## DATA LISTING
-=-=-=-=-

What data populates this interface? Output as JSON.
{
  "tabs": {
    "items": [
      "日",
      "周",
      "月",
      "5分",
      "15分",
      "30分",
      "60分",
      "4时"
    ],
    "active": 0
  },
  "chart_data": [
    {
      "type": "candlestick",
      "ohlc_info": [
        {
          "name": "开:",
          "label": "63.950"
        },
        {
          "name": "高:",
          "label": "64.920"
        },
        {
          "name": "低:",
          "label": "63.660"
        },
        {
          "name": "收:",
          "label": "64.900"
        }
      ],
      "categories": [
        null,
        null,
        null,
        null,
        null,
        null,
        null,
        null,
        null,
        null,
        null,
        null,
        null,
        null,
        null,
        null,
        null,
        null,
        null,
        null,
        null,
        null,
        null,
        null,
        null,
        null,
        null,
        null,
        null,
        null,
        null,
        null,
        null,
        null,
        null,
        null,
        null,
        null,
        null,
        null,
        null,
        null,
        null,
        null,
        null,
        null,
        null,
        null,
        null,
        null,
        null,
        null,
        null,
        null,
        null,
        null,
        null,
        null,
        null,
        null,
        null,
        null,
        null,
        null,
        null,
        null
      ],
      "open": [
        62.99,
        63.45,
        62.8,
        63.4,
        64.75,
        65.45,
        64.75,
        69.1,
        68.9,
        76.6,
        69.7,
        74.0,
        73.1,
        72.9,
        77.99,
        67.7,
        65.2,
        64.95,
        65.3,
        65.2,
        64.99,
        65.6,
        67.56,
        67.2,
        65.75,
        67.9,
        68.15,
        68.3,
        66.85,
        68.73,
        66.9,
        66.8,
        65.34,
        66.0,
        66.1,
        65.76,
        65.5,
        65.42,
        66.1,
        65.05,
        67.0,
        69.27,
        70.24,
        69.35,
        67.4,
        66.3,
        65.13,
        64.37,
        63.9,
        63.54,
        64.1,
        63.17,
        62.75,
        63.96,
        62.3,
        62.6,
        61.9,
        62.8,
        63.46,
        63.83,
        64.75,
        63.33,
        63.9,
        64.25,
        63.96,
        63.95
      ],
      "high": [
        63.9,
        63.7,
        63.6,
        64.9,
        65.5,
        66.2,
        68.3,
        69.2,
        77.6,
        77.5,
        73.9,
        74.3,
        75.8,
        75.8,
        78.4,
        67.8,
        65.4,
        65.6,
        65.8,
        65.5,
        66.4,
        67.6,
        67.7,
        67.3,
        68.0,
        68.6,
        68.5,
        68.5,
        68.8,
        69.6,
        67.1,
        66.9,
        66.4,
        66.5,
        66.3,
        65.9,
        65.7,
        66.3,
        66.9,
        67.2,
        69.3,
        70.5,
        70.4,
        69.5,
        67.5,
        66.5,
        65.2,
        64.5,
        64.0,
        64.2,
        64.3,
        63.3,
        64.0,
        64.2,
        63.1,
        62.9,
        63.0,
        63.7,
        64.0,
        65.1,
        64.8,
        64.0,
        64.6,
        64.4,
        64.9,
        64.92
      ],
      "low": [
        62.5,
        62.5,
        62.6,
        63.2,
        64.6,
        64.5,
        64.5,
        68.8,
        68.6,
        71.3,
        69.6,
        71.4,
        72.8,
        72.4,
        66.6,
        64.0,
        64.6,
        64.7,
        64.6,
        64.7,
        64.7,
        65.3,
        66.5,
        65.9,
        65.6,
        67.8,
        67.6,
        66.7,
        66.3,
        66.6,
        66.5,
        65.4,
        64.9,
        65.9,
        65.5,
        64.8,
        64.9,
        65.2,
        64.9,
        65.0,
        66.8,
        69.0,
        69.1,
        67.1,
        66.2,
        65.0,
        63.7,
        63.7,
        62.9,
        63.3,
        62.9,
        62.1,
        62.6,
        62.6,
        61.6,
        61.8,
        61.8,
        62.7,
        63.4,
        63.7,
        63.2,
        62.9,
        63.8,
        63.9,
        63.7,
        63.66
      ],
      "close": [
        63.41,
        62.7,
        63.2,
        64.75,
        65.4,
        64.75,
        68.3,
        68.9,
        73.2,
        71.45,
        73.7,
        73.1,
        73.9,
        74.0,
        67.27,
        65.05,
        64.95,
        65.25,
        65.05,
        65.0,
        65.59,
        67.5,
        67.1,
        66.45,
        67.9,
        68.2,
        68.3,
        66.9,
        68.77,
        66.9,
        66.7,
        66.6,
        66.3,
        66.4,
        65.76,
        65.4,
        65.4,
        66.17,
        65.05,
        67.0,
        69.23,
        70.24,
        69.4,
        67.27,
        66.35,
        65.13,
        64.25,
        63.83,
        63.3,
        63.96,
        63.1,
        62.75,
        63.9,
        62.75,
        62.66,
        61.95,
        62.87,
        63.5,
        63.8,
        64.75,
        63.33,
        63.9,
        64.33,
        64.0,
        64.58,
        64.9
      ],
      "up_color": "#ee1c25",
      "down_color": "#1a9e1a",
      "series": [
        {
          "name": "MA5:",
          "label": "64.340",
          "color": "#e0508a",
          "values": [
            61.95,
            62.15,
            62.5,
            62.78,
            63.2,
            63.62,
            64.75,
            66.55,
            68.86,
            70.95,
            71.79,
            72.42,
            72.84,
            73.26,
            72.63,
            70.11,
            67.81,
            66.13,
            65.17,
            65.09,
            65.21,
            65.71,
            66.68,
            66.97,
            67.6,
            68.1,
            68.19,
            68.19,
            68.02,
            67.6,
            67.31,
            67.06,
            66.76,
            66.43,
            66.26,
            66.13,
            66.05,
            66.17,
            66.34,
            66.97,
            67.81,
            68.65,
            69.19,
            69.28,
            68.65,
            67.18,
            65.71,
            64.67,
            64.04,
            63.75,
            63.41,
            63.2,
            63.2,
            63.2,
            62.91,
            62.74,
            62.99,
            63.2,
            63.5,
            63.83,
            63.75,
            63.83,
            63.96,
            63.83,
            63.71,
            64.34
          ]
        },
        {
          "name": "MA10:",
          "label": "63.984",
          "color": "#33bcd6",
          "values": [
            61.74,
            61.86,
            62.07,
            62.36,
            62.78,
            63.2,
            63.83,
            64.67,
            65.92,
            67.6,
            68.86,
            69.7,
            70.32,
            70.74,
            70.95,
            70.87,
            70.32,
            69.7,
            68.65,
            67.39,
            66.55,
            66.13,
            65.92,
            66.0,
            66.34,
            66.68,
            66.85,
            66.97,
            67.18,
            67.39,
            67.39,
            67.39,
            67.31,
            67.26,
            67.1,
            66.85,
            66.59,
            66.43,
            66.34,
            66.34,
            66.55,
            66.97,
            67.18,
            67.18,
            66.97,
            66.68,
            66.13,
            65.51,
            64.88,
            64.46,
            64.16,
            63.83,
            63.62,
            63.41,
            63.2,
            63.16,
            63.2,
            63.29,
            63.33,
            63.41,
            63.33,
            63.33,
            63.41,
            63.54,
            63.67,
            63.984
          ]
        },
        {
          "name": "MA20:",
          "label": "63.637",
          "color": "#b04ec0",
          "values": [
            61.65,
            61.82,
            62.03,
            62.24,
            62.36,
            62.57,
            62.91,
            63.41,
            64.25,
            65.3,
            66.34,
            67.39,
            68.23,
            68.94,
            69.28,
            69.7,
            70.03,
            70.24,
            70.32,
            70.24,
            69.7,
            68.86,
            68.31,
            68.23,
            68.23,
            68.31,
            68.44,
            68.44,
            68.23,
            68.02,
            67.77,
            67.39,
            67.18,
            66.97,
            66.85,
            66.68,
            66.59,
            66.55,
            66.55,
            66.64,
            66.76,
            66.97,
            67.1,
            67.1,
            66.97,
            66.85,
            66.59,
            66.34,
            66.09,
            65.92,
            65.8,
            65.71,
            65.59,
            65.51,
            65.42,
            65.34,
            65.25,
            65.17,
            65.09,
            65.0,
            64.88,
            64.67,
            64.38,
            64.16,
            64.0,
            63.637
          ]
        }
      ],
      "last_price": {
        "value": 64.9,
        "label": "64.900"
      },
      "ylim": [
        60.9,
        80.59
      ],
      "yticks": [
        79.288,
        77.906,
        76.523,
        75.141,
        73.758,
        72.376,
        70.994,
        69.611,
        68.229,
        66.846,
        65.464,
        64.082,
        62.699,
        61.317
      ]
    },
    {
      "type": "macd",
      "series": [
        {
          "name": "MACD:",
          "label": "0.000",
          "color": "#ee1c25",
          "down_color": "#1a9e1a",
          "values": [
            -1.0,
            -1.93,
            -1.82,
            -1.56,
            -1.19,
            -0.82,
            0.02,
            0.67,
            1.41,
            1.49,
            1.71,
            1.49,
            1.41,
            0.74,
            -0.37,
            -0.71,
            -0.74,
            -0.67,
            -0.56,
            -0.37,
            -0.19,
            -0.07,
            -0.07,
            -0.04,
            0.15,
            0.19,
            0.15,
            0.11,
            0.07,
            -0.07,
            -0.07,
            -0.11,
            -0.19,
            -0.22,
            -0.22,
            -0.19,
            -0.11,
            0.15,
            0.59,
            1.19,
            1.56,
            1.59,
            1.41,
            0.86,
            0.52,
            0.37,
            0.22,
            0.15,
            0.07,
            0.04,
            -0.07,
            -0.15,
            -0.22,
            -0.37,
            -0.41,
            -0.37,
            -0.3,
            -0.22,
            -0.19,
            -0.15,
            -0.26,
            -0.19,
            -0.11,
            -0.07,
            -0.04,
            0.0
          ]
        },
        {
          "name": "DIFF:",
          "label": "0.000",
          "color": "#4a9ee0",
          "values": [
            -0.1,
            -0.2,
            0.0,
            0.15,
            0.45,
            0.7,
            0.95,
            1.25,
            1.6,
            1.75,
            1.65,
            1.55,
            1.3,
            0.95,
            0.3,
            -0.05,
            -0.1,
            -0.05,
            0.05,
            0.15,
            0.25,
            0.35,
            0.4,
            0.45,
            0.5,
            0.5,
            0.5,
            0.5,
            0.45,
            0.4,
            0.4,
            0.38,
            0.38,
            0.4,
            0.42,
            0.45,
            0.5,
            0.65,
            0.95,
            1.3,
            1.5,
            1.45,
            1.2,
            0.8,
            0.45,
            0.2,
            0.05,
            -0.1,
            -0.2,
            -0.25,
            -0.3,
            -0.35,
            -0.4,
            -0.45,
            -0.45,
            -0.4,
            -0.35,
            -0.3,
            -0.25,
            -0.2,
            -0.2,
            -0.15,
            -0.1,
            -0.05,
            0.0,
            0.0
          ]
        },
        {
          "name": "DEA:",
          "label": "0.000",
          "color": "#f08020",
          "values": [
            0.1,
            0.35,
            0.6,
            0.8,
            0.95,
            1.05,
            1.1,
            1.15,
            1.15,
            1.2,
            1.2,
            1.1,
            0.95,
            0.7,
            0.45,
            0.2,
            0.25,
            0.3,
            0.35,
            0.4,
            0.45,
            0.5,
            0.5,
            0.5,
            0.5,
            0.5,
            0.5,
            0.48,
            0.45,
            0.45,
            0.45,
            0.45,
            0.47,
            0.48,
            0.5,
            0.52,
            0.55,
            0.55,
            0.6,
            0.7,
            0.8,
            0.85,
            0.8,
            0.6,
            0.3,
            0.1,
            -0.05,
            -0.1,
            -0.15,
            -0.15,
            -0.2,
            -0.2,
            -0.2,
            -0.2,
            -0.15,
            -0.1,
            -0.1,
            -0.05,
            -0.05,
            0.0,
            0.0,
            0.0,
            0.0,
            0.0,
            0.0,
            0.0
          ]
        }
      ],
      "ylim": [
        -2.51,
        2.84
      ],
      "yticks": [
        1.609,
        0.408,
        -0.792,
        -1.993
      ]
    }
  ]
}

-=-=-=-=-

## TASK REQUIREMENTS
Within the data above, pick out all lines holding the word "label".

## RESULT
          "label": "63.950"
          "label": "64.920"
          "label": "63.660"
          "label": "64.900"
          "label": "64.340",
          "label": "63.984",
          "label": "63.637",
        "label": "64.900"
          "label": "0.000",
          "label": "0.000",
          "label": "0.000",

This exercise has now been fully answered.